- Required work -
Transcribe the records in full, keeping every character as it is.

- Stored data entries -
• • • •

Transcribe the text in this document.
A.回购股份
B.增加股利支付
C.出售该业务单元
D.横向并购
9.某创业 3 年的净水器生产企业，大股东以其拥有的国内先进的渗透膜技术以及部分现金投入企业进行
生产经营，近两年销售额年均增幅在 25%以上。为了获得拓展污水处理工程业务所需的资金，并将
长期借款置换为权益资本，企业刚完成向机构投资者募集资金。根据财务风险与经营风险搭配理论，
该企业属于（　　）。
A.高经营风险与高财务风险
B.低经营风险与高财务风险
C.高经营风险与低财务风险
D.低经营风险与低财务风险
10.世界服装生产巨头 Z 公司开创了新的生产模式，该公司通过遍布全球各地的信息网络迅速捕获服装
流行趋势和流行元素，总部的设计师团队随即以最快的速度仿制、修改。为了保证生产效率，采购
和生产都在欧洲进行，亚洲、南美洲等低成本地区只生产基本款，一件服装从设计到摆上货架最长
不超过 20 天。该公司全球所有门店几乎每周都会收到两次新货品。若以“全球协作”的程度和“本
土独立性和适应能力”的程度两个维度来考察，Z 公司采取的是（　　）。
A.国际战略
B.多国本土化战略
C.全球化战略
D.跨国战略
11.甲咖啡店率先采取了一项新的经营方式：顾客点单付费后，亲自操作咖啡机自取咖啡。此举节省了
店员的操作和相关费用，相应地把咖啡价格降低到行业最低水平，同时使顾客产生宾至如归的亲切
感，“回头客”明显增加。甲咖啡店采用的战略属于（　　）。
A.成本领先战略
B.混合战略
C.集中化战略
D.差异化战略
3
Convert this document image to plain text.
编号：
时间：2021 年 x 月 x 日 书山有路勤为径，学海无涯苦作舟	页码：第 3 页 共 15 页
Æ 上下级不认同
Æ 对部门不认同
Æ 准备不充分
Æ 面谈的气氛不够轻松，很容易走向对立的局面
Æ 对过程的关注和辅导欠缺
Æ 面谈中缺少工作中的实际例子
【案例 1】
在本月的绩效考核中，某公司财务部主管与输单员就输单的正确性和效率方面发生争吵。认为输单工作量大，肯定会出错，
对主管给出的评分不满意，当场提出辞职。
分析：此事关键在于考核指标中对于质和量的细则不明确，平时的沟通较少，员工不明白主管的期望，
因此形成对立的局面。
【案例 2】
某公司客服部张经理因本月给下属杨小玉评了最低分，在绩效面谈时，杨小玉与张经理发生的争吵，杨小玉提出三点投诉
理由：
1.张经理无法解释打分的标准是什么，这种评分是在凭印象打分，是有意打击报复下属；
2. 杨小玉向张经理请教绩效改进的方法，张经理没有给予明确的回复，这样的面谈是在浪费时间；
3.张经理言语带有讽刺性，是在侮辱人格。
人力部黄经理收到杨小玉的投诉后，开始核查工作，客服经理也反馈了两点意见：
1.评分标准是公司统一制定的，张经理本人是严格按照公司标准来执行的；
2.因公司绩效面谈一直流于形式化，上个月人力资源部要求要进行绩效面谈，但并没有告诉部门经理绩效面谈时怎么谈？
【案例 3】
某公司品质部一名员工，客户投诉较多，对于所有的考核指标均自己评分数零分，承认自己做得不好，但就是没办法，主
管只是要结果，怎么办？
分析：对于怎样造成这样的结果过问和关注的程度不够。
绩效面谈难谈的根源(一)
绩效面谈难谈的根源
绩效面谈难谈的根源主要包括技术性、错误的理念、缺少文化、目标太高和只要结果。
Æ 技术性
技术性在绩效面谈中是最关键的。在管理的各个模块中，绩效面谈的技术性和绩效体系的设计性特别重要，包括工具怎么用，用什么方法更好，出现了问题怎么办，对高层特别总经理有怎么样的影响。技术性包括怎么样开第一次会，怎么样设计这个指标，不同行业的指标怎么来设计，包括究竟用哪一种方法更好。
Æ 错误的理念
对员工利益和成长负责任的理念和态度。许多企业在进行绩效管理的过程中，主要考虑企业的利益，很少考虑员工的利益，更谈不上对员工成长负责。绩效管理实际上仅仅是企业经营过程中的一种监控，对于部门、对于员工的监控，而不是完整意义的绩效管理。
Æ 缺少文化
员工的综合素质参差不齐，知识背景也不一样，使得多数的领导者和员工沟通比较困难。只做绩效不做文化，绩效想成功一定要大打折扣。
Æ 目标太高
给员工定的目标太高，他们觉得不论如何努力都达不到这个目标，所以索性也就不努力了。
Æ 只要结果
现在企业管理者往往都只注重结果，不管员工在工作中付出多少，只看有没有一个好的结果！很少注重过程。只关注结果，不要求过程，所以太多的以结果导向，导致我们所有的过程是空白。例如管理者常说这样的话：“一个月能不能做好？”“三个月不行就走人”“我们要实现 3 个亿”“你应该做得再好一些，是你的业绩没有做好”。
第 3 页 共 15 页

• • • •

- Result of the task -
Transcribe the text in this document.
A.回购股份
B.增加股利支付
C.出售该业务单元
D.横向并购
9.某创业 3 年的净水器生产企业，大股东以其拥有的国内先进的渗透膜技术以及部分现金投入企业进行
生产经营，近两年销售额年均增幅在 25%以上。为了获得拓展污水处理工程业务所需的资金，并将
长期借款置换为权益资本，企业刚完成向机构投资者募集资金。根据财务风险与经营风险搭配理论，
该企业属于（　　）。
A.高经营风险与高财务风险
B.低经营风险与高财务风险
C.高经营风险与低财务风险
D.低经营风险与低财务风险
10.世界服装生产巨头 Z 公司开创了新的生产模式，该公司通过遍布全球各地的信息网络迅速捕获服装
流行趋势和流行元素，总部的设计师团队随即以最快的速度仿制、修改。为了保证生产效率，采购
和生产都在欧洲进行，亚洲、南美洲等低成本地区只生产基本款，一件服装从设计到摆上货架最长
不超过 20 天。该公司全球所有门店几乎每周都会收到两次新货品。若以“全球协作”的程度和“本
土独立性和适应能力”的程度两个维度来考察，Z 公司采取的是（　　）。
A.国际战略
B.多国本土化战略
C.全球化战略
D.跨国战略
11.甲咖啡店率先采取了一项新的经营方式：顾客点单付费后，亲自操作咖啡机自取咖啡。此举节省了
店员的操作和相关费用，相应地把咖啡价格降低到行业最低水平，同时使顾客产生宾至如归的亲切
感，“回头客”明显增加。甲咖啡店采用的战略属于（　　）。
A.成本领先战略
B.混合战略
C.集中化战略
D.差异化战略
3
Convert this document image to plain text.
编号：
时间：2021 年 x 月 x 日 书山有路勤为径，学海无涯苦作舟	页码：第 3 页 共 15 页
Æ 上下级不认同
Æ 对部门不认同
Æ 准备不充分
Æ 面谈的气氛不够轻松，很容易走向对立的局面
Æ 对过程的关注和辅导欠缺
Æ 面谈中缺少工作中的实际例子
【案例 1】
在本月的绩效考核中，某公司财务部主管与输单员就输单的正确性和效率方面发生争吵。认为输单工作量大，肯定会出错，
对主管给出的评分不满意，当场提出辞职。
分析：此事关键在于考核指标中对于质和量的细则不明确，平时的沟通较少，员工不明白主管的期望，
因此形成对立的局面。
【案例 2】
某公司客服部张经理因本月给下属杨小玉评了最低分，在绩效面谈时，杨小玉与张经理发生的争吵，杨小玉提出三点投诉
理由：
1.张经理无法解释打分的标准是什么，这种评分是在凭印象打分，是有意打击报复下属；
2. 杨小玉向张经理请教绩效改进的方法，张经理没有给予明确的回复，这样的面谈是在浪费时间；
3.张经理言语带有讽刺性，是在侮辱人格。
人力部黄经理收到杨小玉的投诉后，开始核查工作，客服经理也反馈了两点意见：
1.评分标准是公司统一制定的，张经理本人是严格按照公司标准来执行的；
2.因公司绩效面谈一直流于形式化，上个月人力资源部要求要进行绩效面谈，但并没有告诉部门经理绩效面谈时怎么谈？
【案例 3】
某公司品质部一名员工，客户投诉较多，对于所有的考核指标均自己评分数零分，承认自己做得不好，但就是没办法，主
管只是要结果，怎么办？
分析：对于怎样造成这样的结果过问和关注的程度不够。
绩效面谈难谈的根源(一)
绩效面谈难谈的根源
绩效面谈难谈的根源主要包括技术性、错误的理念、缺少文化、目标太高和只要结果。
Æ 技术性
技术性在绩效面谈中是最关键的。在管理的各个模块中，绩效面谈的技术性和绩效体系的设计性特别重要，包括工具怎么用，用什么方法更好，出现了问题怎么办，对高层特别总经理有怎么样的影响。技术性包括怎么样开第一次会，怎么样设计这个指标，不同行业的指标怎么来设计，包括究竟用哪一种方法更好。
Æ 错误的理念
对员工利益和成长负责任的理念和态度。许多企业在进行绩效管理的过程中，主要考虑企业的利益，很少考虑员工的利益，更谈不上对员工成长负责。绩效管理实际上仅仅是企业经营过程中的一种监控，对于部门、对于员工的监控，而不是完整意义的绩效管理。
Æ 缺少文化
员工的综合素质参差不齐，知识背景也不一样，使得多数的领导者和员工沟通比较困难。只做绩效不做文化，绩效想成功一定要大打折扣。
Æ 目标太高
给员工定的目标太高，他们觉得不论如何努力都达不到这个目标，所以索性也就不努力了。
Æ 只要结果
现在企业管理者往往都只注重结果，不管员工在工作中付出多少，只看有没有一个好的结果！很少注重过程。只关注结果，不要求过程，所以太多的以结果导向，导致我们所有的过程是空白。例如管理者常说这样的话：“一个月能不能做好？”“三个月不行就走人”“我们要实现 3 个亿”“你应该做得再好一些，是你的业绩没有做好”。
第 3 页 共 15 页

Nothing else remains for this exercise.